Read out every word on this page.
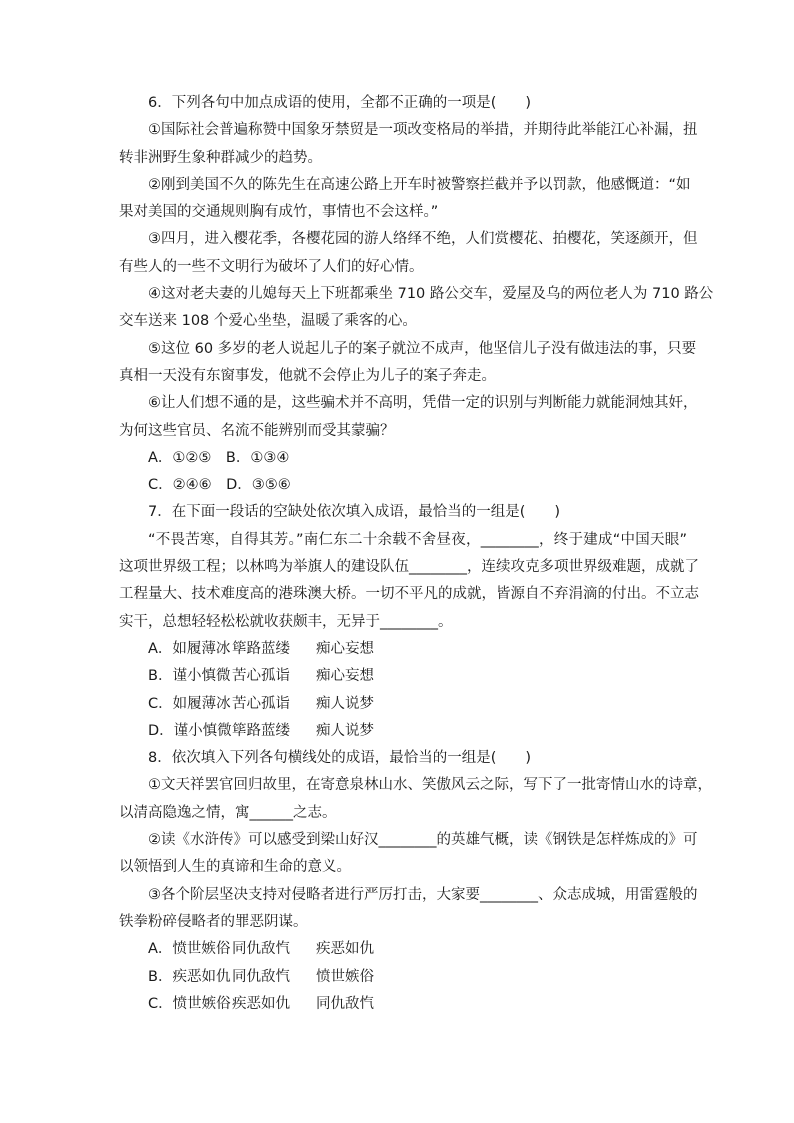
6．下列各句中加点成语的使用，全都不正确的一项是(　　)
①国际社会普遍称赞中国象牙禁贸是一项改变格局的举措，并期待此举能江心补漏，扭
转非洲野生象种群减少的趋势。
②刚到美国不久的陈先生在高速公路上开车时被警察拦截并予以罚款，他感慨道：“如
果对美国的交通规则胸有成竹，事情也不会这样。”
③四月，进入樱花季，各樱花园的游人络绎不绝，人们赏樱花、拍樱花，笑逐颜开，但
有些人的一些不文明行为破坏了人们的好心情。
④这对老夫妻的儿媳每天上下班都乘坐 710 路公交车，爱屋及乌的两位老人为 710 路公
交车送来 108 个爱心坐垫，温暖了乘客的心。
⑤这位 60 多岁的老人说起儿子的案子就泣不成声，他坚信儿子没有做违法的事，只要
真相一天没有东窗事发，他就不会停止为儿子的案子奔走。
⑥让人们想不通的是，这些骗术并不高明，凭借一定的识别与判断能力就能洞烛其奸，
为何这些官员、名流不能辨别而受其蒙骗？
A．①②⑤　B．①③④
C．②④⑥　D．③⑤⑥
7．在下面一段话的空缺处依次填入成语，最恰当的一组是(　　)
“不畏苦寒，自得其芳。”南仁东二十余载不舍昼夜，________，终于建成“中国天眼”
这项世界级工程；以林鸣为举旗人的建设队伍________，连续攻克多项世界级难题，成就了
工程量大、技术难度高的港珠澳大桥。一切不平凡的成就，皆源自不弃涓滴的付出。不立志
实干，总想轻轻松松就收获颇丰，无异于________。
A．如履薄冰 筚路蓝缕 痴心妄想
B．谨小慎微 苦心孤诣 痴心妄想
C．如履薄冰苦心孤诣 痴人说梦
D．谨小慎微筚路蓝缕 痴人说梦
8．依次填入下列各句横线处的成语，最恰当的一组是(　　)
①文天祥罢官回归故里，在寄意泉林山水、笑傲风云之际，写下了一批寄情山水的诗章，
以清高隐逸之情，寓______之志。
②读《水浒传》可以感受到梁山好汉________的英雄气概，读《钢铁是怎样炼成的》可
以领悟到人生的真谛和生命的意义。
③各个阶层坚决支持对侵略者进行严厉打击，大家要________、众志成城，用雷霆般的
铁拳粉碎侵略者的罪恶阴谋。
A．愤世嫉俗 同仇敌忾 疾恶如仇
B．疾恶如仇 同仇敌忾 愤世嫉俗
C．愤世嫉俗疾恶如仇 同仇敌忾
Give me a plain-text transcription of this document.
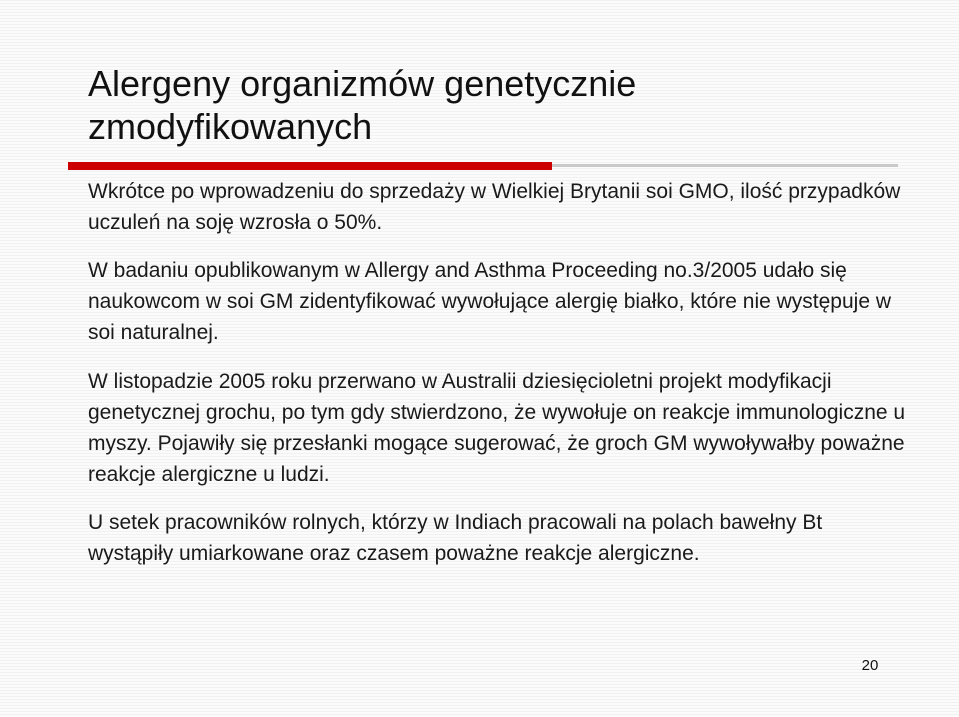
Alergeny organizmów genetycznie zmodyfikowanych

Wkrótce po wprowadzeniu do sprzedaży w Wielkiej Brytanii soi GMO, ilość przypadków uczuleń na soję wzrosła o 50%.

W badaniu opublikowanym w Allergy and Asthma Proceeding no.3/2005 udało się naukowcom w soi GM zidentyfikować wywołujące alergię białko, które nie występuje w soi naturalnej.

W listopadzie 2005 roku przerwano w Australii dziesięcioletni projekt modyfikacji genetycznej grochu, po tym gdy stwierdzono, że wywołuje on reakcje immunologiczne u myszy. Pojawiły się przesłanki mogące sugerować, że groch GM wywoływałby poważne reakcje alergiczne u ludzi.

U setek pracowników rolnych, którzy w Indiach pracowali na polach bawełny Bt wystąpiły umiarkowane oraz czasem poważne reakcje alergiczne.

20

- _What you have to do_
Pictures do not go in the copy. Write out exactly the lines from the line containing "Give me a plain-text" through the last line of the listing.

- _Written solution_
Give me a plain-text transcription of this document.
Alergeny organizmów genetycznie zmodyfikowanych

Wkrótce po wprowadzeniu do sprzedaży w Wielkiej Brytanii soi GMO, ilość przypadków uczuleń na soję wzrosła o 50%.

W badaniu opublikowanym w Allergy and Asthma Proceeding no.3/2005 udało się naukowcom w soi GM zidentyfikować wywołujące alergię białko, które nie występuje w soi naturalnej.

W listopadzie 2005 roku przerwano w Australii dziesięcioletni projekt modyfikacji genetycznej grochu, po tym gdy stwierdzono, że wywołuje on reakcje immunologiczne u myszy. Pojawiły się przesłanki mogące sugerować, że groch GM wywoływałby poważne reakcje alergiczne u ludzi.

U setek pracowników rolnych, którzy w Indiach pracowali na polach bawełny Bt wystąpiły umiarkowane oraz czasem poważne reakcje alergiczne.

20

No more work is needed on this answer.